→ Problem to solve:
Repeat every entry word for word, skipping the pictures.

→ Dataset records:
──────────────────────────────

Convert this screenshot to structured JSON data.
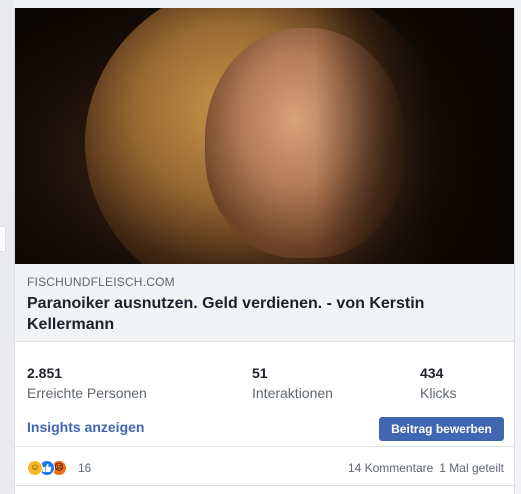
{
  "link_preview": {
    "domain": "FISCHUNDFLEISCH.COM",
    "title": "Paranoiker ausnutzen. Geld verdienen. - von Kerstin Kellermann"
  },
  "stats": [
    {
      "value": "2.851",
      "label": "Erreichte Personen"
    },
    {
      "value": "51",
      "label": "Interaktionen"
    },
    {
      "value": "434",
      "label": "Klicks"
    }
  ],
  "actions": {
    "insights_label": "Insights anzeigen",
    "promote_label": "Beitrag bewerben"
  },
  "reactions": {
    "icons": [
      "haha-icon",
      "like-icon",
      "angry-icon"
    ],
    "count": "16",
    "comments": "14 Kommentare",
    "shares": "1 Mal geteilt"
  },
  "colors": {
    "link_blue": "#4267b2",
    "button_blue": "#4267b2",
    "meta_gray": "#606770"
  }
}
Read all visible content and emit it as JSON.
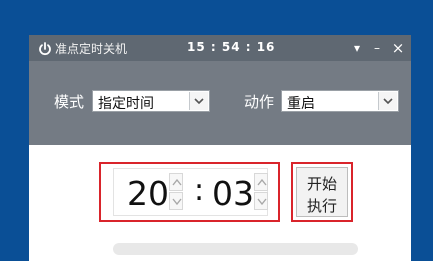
{
  "titlebar": {
    "app_title": "准点定时关机",
    "clock": "15 : 54 : 16",
    "icons": [
      "power-icon",
      "menu-icon",
      "minimize-icon",
      "close-icon"
    ],
    "menu_glyph": "▾",
    "minimize_glyph": "–",
    "close_glyph": "×"
  },
  "controls": {
    "mode_label": "模式",
    "mode_value": "指定时间",
    "action_label": "动作",
    "action_value": "重启"
  },
  "timer": {
    "hour": "20",
    "separator": ":",
    "minute": "03"
  },
  "start_button": {
    "line1": "开始",
    "line2": "执行"
  },
  "progress": {
    "fraction": 0
  },
  "colors": {
    "desktop": "#0a4f96",
    "titlebar": "#5f6872",
    "controls_panel": "#747b84",
    "highlight_border": "#d9242b"
  }
}
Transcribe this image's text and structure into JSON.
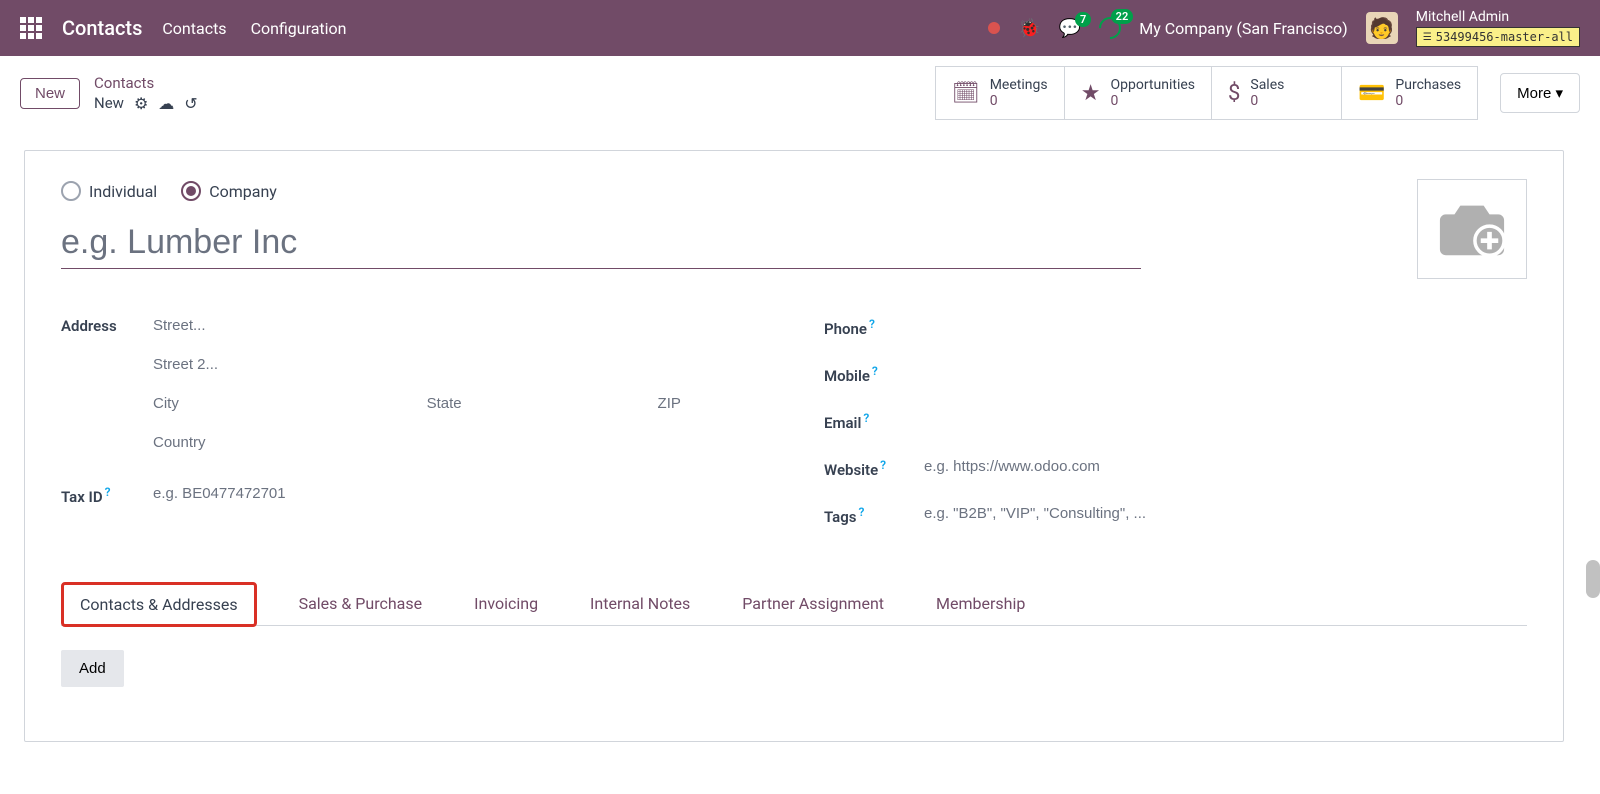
{
  "topnav": {
    "brand": "Contacts",
    "menu": [
      "Contacts",
      "Configuration"
    ],
    "messages_badge": "7",
    "activities_badge": "22",
    "company": "My Company (San Francisco)",
    "user_name": "Mitchell Admin",
    "db_name": "53499456-master-all"
  },
  "breadcrumb": {
    "new_btn": "New",
    "top": "Contacts",
    "bot": "New"
  },
  "stat_buttons": [
    {
      "label": "Meetings",
      "value": "0"
    },
    {
      "label": "Opportunities",
      "value": "0"
    },
    {
      "label": "Sales",
      "value": "0"
    },
    {
      "label": "Purchases",
      "value": "0"
    }
  ],
  "more_label": "More",
  "radios": {
    "individual": "Individual",
    "company": "Company"
  },
  "name_placeholder": "e.g. Lumber Inc",
  "labels": {
    "address": "Address",
    "taxid": "Tax ID",
    "phone": "Phone",
    "mobile": "Mobile",
    "email": "Email",
    "website": "Website",
    "tags": "Tags"
  },
  "placeholders": {
    "street": "Street...",
    "street2": "Street 2...",
    "city": "City",
    "state": "State",
    "zip": "ZIP",
    "country": "Country",
    "taxid": "e.g. BE0477472701",
    "website": "e.g. https://www.odoo.com",
    "tags": "e.g. \"B2B\", \"VIP\", \"Consulting\", ..."
  },
  "tabs": [
    "Contacts & Addresses",
    "Sales & Purchase",
    "Invoicing",
    "Internal Notes",
    "Partner Assignment",
    "Membership"
  ],
  "add_btn": "Add"
}
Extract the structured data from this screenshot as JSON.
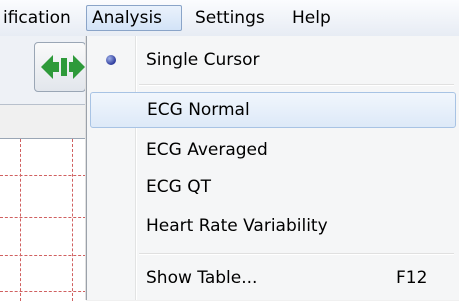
{
  "menubar": {
    "items": [
      {
        "label": "ification"
      },
      {
        "label": "Analysis"
      },
      {
        "label": "Settings"
      },
      {
        "label": "Help"
      }
    ]
  },
  "toolbar": {
    "button_icon": "green-arrows-icon",
    "icon_color": "#2e9a3a"
  },
  "dropdown": {
    "items": [
      {
        "label": "Single Cursor",
        "selected": true
      },
      {
        "label": "ECG Normal"
      },
      {
        "label": "ECG Averaged"
      },
      {
        "label": "ECG QT"
      },
      {
        "label": "Heart Rate Variability"
      },
      {
        "label": "Show Table...",
        "shortcut": "F12"
      }
    ]
  },
  "colors": {
    "highlight": "#dde9f8",
    "grid": "#d06060",
    "radio": "#2c3a9c"
  }
}
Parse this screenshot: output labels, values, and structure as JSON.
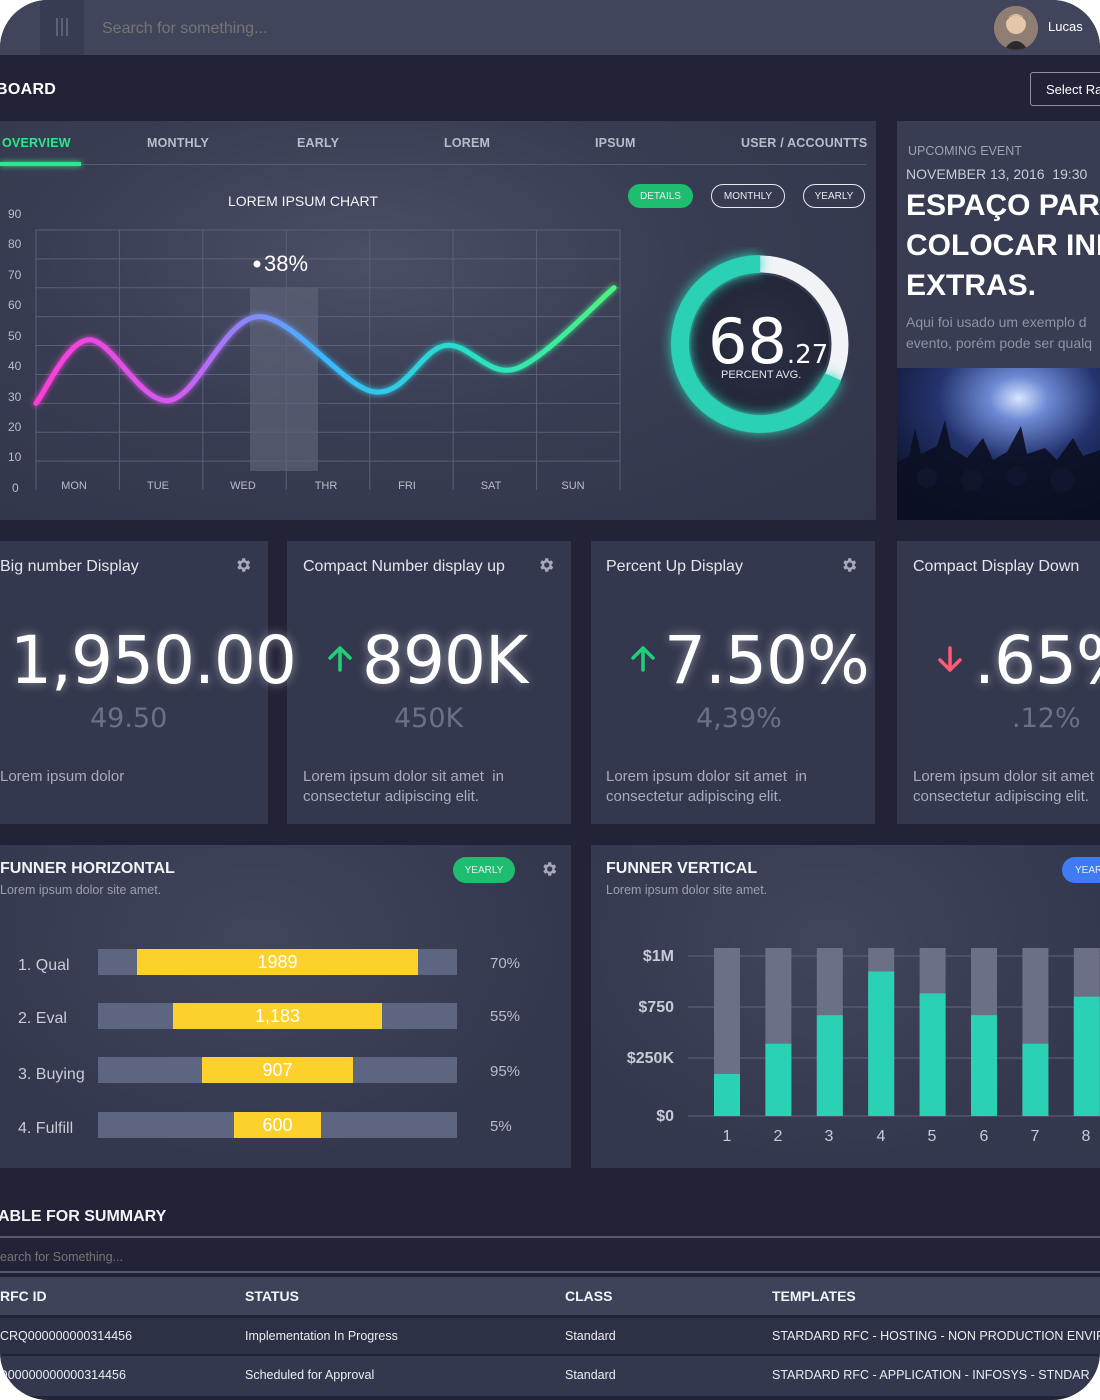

──────────────────────────────

→ Complete output:
Convert this screenshot to structured JSON data.
{
  "link_preview": {
    "domain": "FISCHUNDFLEISCH.COM",
    "title": "Paranoiker ausnutzen. Geld verdienen. - von Kerstin Kellermann"
  },
  "stats": [
    {
      "value": "2.851",
      "label": "Erreichte Personen"
    },
    {
      "value": "51",
      "label": "Interaktionen"
    },
    {
      "value": "434",
      "label": "Klicks"
    }
  ],
  "actions": {
    "insights_label": "Insights anzeigen",
    "promote_label": "Beitrag bewerben"
  },
  "reactions": {
    "icons": [
      "haha-icon",
      "like-icon",
      "angry-icon"
    ],
    "count": "16",
    "comments": "14 Kommentare",
    "shares": "1 Mal geteilt"
  },
  "colors": {
    "link_blue": "#4267b2",
    "button_blue": "#4267b2",
    "meta_gray": "#606770"
  }
}
Read all visible content and emit it as JSON.
{
  "titlebar": {
    "app_title": "准点定时关机",
    "clock": "15 : 54 : 16",
    "icons": [
      "power-icon",
      "menu-icon",
      "minimize-icon",
      "close-icon"
    ],
    "menu_glyph": "▾",
    "minimize_glyph": "–",
    "close_glyph": "×"
  },
  "controls": {
    "mode_label": "模式",
    "mode_value": "指定时间",
    "action_label": "动作",
    "action_value": "重启"
  },
  "timer": {
    "hour": "20",
    "separator": ":",
    "minute": "03"
  },
  "start_button": {
    "line1": "开始",
    "line2": "执行"
  },
  "progress": {
    "fraction": 0
  },
  "colors": {
    "desktop": "#0a4f96",
    "titlebar": "#5f6872",
    "controls_panel": "#747b84",
    "highlight_border": "#d9242b"
  }
}
Transcribe this image's text and structure into JSON.
{
  "topnav": {
    "brand": "Contacts",
    "menu": [
      "Contacts",
      "Configuration"
    ],
    "messages_badge": "7",
    "activities_badge": "22",
    "company": "My Company (San Francisco)",
    "user_name": "Mitchell Admin",
    "db_name": "53499456-master-all"
  },
  "breadcrumb": {
    "new_btn": "New",
    "top": "Contacts",
    "bot": "New"
  },
  "stat_buttons": [
    {
      "label": "Meetings",
      "value": "0"
    },
    {
      "label": "Opportunities",
      "value": "0"
    },
    {
      "label": "Sales",
      "value": "0"
    },
    {
      "label": "Purchases",
      "value": "0"
    }
  ],
  "more_label": "More",
  "radios": {
    "individual": "Individual",
    "company": "Company"
  },
  "name_placeholder": "e.g. Lumber Inc",
  "labels": {
    "address": "Address",
    "taxid": "Tax ID",
    "phone": "Phone",
    "mobile": "Mobile",
    "email": "Email",
    "website": "Website",
    "tags": "Tags"
  },
  "placeholders": {
    "street": "Street...",
    "street2": "Street 2...",
    "city": "City",
    "state": "State",
    "zip": "ZIP",
    "country": "Country",
    "taxid": "e.g. BE0477472701",
    "website": "e.g. https://www.odoo.com",
    "tags": "e.g. \"B2B\", \"VIP\", \"Consulting\", ..."
  },
  "tabs": [
    "Contacts & Addresses",
    "Sales & Purchase",
    "Invoicing",
    "Internal Notes",
    "Partner Assignment",
    "Membership"
  ],
  "add_btn": "Add"
}
Extract the structured data from this screenshot as JSON.
{
  "menubar": {
    "items": [
      {
        "label": "ification"
      },
      {
        "label": "Analysis"
      },
      {
        "label": "Settings"
      },
      {
        "label": "Help"
      }
    ]
  },
  "toolbar": {
    "button_icon": "green-arrows-icon",
    "icon_color": "#2e9a3a"
  },
  "dropdown": {
    "items": [
      {
        "label": "Single Cursor",
        "selected": true
      },
      {
        "label": "ECG Normal"
      },
      {
        "label": "ECG Averaged"
      },
      {
        "label": "ECG QT"
      },
      {
        "label": "Heart Rate Variability"
      },
      {
        "label": "Show Table...",
        "shortcut": "F12"
      }
    ]
  },
  "colors": {
    "highlight": "#dde9f8",
    "grid": "#d06060",
    "radio": "#2c3a9c"
  }
}
Parse this screenshot: output labels, values, and structure as JSON.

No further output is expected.